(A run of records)
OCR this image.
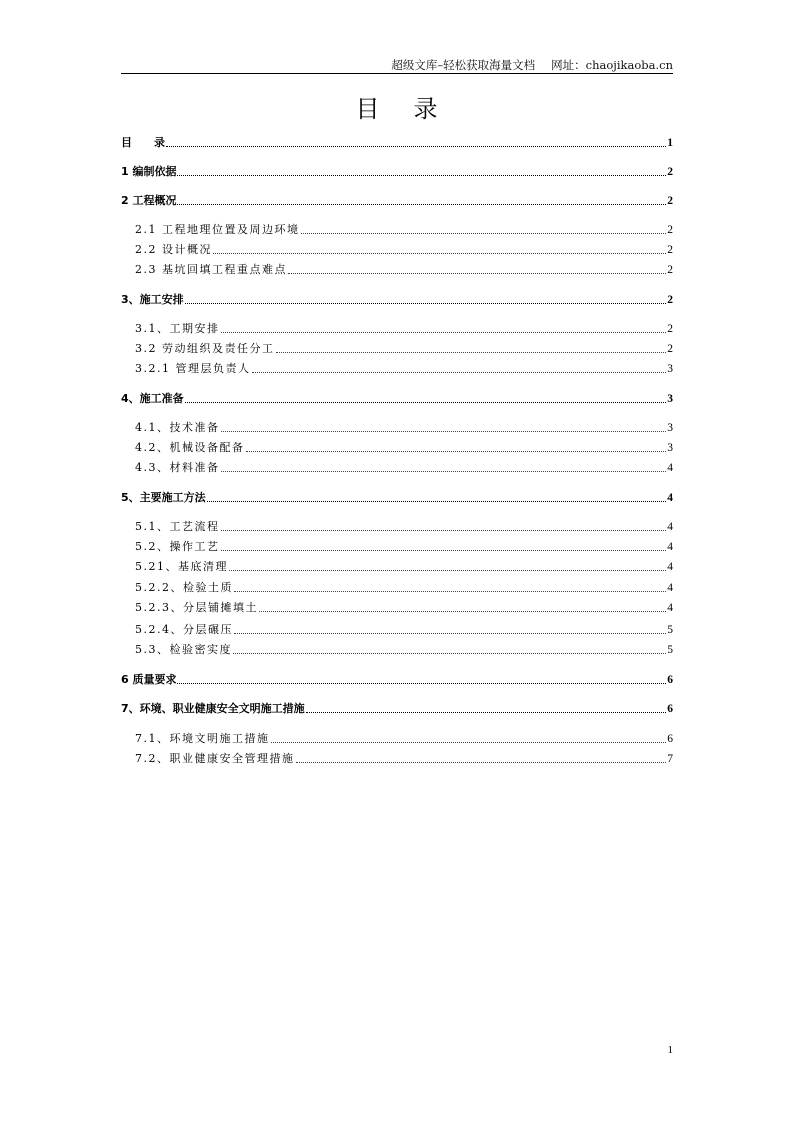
超级文库–轻松获取海量文档 网址：chaojikaoba.cn
目 录
目　　录	1
1 编制依据	2
2 工程概况	2
2.1 工程地理位置及周边环境	2
2.2 设计概况	2
2.3 基坑回填工程重点难点	2
3、施工安排	2
3.1、工期安排	2
3.2 劳动组织及责任分工	2
3.2.1 管理层负责人	3
4、施工准备	3
4.1、技术准备	3
4.2、机械设备配备	3
4.3、材料准备	4
5、主要施工方法	4
5.1、工艺流程	4
5.2、操作工艺	4
5.21、基底清理	4
5.2.2、检验土质	4
5.2.3、分层铺摊填土	4
5.2.4、分层碾压	5
5.3、检验密实度	5
6 质量要求	6
7、环境、职业健康安全文明施工措施	6
7.1、环境文明施工措施	6
7.2、职业健康安全管理措施	7
1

* The exercise: Repeat all the data as it stands, dropping any images it holds.

* Complete output:
OCR this image.
超级文库–轻松获取海量文档 网址：chaojikaoba.cn
目 录
目　　录	1
1 编制依据	2
2 工程概况	2
2.1 工程地理位置及周边环境	2
2.2 设计概况	2
2.3 基坑回填工程重点难点	2
3、施工安排	2
3.1、工期安排	2
3.2 劳动组织及责任分工	2
3.2.1 管理层负责人	3
4、施工准备	3
4.1、技术准备	3
4.2、机械设备配备	3
4.3、材料准备	4
5、主要施工方法	4
5.1、工艺流程	4
5.2、操作工艺	4
5.21、基底清理	4
5.2.2、检验土质	4
5.2.3、分层铺摊填土	4
5.2.4、分层碾压	5
5.3、检验密实度	5
6 质量要求	6
7、环境、职业健康安全文明施工措施	6
7.1、环境文明施工措施	6
7.2、职业健康安全管理措施	7
1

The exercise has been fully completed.